-------- Listed records
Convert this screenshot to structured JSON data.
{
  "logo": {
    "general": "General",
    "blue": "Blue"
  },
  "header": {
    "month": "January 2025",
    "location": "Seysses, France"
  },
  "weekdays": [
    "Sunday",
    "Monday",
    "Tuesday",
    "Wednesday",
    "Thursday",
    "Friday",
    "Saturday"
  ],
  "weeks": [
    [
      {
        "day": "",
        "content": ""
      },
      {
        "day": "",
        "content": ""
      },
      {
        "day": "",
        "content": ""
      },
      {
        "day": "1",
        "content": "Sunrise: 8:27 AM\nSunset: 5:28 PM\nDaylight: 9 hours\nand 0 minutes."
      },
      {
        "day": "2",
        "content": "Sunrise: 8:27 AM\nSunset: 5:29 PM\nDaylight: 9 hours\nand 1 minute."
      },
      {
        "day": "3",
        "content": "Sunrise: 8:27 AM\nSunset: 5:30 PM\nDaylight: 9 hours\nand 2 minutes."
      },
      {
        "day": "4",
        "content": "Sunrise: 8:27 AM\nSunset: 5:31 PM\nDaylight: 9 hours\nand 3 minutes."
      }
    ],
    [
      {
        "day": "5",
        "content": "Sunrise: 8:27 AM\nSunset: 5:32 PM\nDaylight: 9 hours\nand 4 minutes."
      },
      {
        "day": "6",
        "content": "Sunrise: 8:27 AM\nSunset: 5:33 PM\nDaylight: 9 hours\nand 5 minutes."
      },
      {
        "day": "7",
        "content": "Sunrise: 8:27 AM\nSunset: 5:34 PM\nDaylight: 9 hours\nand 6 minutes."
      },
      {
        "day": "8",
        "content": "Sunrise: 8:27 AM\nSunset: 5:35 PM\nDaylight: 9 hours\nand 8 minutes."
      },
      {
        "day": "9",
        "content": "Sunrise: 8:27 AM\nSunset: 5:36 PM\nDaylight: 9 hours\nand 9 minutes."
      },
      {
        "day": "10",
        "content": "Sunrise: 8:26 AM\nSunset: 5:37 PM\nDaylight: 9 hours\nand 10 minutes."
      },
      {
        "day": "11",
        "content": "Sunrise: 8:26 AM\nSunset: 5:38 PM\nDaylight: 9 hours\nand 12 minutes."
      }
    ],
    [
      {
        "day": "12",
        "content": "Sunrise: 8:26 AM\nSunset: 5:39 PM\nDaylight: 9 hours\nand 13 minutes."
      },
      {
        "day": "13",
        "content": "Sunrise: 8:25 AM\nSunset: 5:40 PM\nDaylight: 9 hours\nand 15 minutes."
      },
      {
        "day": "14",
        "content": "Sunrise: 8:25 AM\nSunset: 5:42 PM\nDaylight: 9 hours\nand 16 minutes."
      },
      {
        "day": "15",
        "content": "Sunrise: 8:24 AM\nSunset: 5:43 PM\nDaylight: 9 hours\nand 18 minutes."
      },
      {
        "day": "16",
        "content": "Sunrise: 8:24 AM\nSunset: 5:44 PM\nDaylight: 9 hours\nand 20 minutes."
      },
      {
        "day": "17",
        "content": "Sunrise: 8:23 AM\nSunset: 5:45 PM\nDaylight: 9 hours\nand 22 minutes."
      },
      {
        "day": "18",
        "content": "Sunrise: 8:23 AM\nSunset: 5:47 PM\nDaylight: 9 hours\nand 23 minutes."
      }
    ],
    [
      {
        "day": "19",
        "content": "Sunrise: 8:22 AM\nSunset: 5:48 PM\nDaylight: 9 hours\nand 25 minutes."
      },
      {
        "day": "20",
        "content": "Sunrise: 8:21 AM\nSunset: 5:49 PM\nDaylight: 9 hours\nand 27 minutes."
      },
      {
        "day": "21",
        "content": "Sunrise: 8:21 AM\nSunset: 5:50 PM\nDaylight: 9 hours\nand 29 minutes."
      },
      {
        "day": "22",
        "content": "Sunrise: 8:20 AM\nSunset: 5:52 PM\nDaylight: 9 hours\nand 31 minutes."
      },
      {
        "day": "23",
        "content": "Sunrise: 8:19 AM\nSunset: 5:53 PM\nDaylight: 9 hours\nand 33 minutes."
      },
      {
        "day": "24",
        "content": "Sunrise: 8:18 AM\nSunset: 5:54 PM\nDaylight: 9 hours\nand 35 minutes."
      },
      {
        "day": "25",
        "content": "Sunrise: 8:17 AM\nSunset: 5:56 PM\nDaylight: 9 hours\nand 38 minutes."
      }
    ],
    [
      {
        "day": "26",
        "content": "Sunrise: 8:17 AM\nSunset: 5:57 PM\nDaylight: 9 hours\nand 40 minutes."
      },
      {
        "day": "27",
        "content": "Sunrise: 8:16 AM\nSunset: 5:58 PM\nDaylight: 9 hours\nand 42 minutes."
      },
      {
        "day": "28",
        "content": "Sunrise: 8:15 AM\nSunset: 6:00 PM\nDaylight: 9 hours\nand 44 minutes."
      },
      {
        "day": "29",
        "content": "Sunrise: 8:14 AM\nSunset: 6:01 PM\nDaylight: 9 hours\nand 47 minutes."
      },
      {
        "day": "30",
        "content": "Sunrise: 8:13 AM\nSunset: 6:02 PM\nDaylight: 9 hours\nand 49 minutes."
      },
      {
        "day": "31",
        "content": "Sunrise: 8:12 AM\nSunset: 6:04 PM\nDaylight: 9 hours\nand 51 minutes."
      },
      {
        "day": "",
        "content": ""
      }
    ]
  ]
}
----------------
■ To do ■
Output every entry shown above, exactly.

■ Answer for this exercise ■
Convert this screenshot to structured JSON data.
{
  "logo": {
    "general": "General",
    "blue": "Blue"
  },
  "header": {
    "month": "January 2025",
    "location": "Seysses, France"
  },
  "weekdays": [
    "Sunday",
    "Monday",
    "Tuesday",
    "Wednesday",
    "Thursday",
    "Friday",
    "Saturday"
  ],
  "weeks": [
    [
      {
        "day": "",
        "content": ""
      },
      {
        "day": "",
        "content": ""
      },
      {
        "day": "",
        "content": ""
      },
      {
        "day": "1",
        "content": "Sunrise: 8:27 AM\nSunset: 5:28 PM\nDaylight: 9 hours\nand 0 minutes."
      },
      {
        "day": "2",
        "content": "Sunrise: 8:27 AM\nSunset: 5:29 PM\nDaylight: 9 hours\nand 1 minute."
      },
      {
        "day": "3",
        "content": "Sunrise: 8:27 AM\nSunset: 5:30 PM\nDaylight: 9 hours\nand 2 minutes."
      },
      {
        "day": "4",
        "content": "Sunrise: 8:27 AM\nSunset: 5:31 PM\nDaylight: 9 hours\nand 3 minutes."
      }
    ],
    [
      {
        "day": "5",
        "content": "Sunrise: 8:27 AM\nSunset: 5:32 PM\nDaylight: 9 hours\nand 4 minutes."
      },
      {
        "day": "6",
        "content": "Sunrise: 8:27 AM\nSunset: 5:33 PM\nDaylight: 9 hours\nand 5 minutes."
      },
      {
        "day": "7",
        "content": "Sunrise: 8:27 AM\nSunset: 5:34 PM\nDaylight: 9 hours\nand 6 minutes."
      },
      {
        "day": "8",
        "content": "Sunrise: 8:27 AM\nSunset: 5:35 PM\nDaylight: 9 hours\nand 8 minutes."
      },
      {
        "day": "9",
        "content": "Sunrise: 8:27 AM\nSunset: 5:36 PM\nDaylight: 9 hours\nand 9 minutes."
      },
      {
        "day": "10",
        "content": "Sunrise: 8:26 AM\nSunset: 5:37 PM\nDaylight: 9 hours\nand 10 minutes."
      },
      {
        "day": "11",
        "content": "Sunrise: 8:26 AM\nSunset: 5:38 PM\nDaylight: 9 hours\nand 12 minutes."
      }
    ],
    [
      {
        "day": "12",
        "content": "Sunrise: 8:26 AM\nSunset: 5:39 PM\nDaylight: 9 hours\nand 13 minutes."
      },
      {
        "day": "13",
        "content": "Sunrise: 8:25 AM\nSunset: 5:40 PM\nDaylight: 9 hours\nand 15 minutes."
      },
      {
        "day": "14",
        "content": "Sunrise: 8:25 AM\nSunset: 5:42 PM\nDaylight: 9 hours\nand 16 minutes."
      },
      {
        "day": "15",
        "content": "Sunrise: 8:24 AM\nSunset: 5:43 PM\nDaylight: 9 hours\nand 18 minutes."
      },
      {
        "day": "16",
        "content": "Sunrise: 8:24 AM\nSunset: 5:44 PM\nDaylight: 9 hours\nand 20 minutes."
      },
      {
        "day": "17",
        "content": "Sunrise: 8:23 AM\nSunset: 5:45 PM\nDaylight: 9 hours\nand 22 minutes."
      },
      {
        "day": "18",
        "content": "Sunrise: 8:23 AM\nSunset: 5:47 PM\nDaylight: 9 hours\nand 23 minutes."
      }
    ],
    [
      {
        "day": "19",
        "content": "Sunrise: 8:22 AM\nSunset: 5:48 PM\nDaylight: 9 hours\nand 25 minutes."
      },
      {
        "day": "20",
        "content": "Sunrise: 8:21 AM\nSunset: 5:49 PM\nDaylight: 9 hours\nand 27 minutes."
      },
      {
        "day": "21",
        "content": "Sunrise: 8:21 AM\nSunset: 5:50 PM\nDaylight: 9 hours\nand 29 minutes."
      },
      {
        "day": "22",
        "content": "Sunrise: 8:20 AM\nSunset: 5:52 PM\nDaylight: 9 hours\nand 31 minutes."
      },
      {
        "day": "23",
        "content": "Sunrise: 8:19 AM\nSunset: 5:53 PM\nDaylight: 9 hours\nand 33 minutes."
      },
      {
        "day": "24",
        "content": "Sunrise: 8:18 AM\nSunset: 5:54 PM\nDaylight: 9 hours\nand 35 minutes."
      },
      {
        "day": "25",
        "content": "Sunrise: 8:17 AM\nSunset: 5:56 PM\nDaylight: 9 hours\nand 38 minutes."
      }
    ],
    [
      {
        "day": "26",
        "content": "Sunrise: 8:17 AM\nSunset: 5:57 PM\nDaylight: 9 hours\nand 40 minutes."
      },
      {
        "day": "27",
        "content": "Sunrise: 8:16 AM\nSunset: 5:58 PM\nDaylight: 9 hours\nand 42 minutes."
      },
      {
        "day": "28",
        "content": "Sunrise: 8:15 AM\nSunset: 6:00 PM\nDaylight: 9 hours\nand 44 minutes."
      },
      {
        "day": "29",
        "content": "Sunrise: 8:14 AM\nSunset: 6:01 PM\nDaylight: 9 hours\nand 47 minutes."
      },
      {
        "day": "30",
        "content": "Sunrise: 8:13 AM\nSunset: 6:02 PM\nDaylight: 9 hours\nand 49 minutes."
      },
      {
        "day": "31",
        "content": "Sunrise: 8:12 AM\nSunset: 6:04 PM\nDaylight: 9 hours\nand 51 minutes."
      },
      {
        "day": "",
        "content": ""
      }
    ]
  ]
}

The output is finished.